- _Stated goal_
Lines holding the string "математические" are the ones to copy; find them all in the data.

- _Information given_
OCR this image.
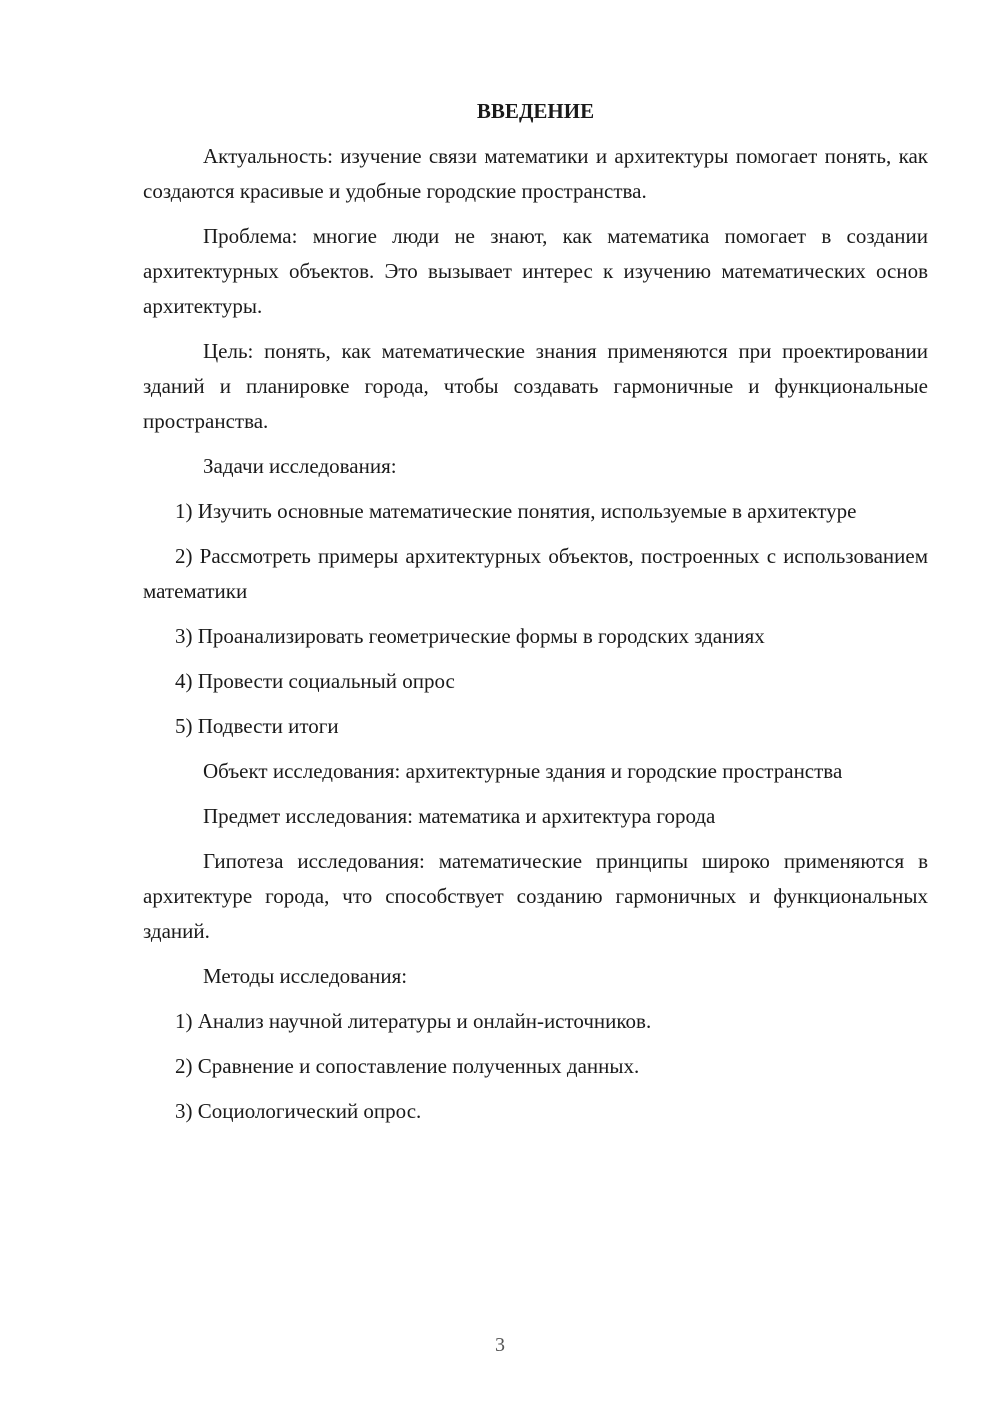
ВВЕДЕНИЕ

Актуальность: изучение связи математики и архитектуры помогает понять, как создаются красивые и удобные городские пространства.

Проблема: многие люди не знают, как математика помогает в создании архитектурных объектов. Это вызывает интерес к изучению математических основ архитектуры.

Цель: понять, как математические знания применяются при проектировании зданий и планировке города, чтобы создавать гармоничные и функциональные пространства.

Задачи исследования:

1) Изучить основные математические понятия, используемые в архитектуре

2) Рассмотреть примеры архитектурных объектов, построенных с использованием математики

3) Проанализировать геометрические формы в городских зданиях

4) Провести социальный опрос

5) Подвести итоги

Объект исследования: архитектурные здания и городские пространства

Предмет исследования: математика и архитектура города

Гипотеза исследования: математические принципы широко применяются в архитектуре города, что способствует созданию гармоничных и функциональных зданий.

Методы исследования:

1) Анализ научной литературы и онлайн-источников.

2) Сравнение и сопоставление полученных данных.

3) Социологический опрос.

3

- _Response to this task_
Цель: понять, как математические знания применяются при проектировании зданий и планировке города, чтобы создавать гармоничные и функциональные пространства.
1) Изучить основные математические понятия, используемые в архитектуре
Гипотеза исследования: математические принципы широко применяются в архитектуре города, что способствует созданию гармоничных и функциональных зданий.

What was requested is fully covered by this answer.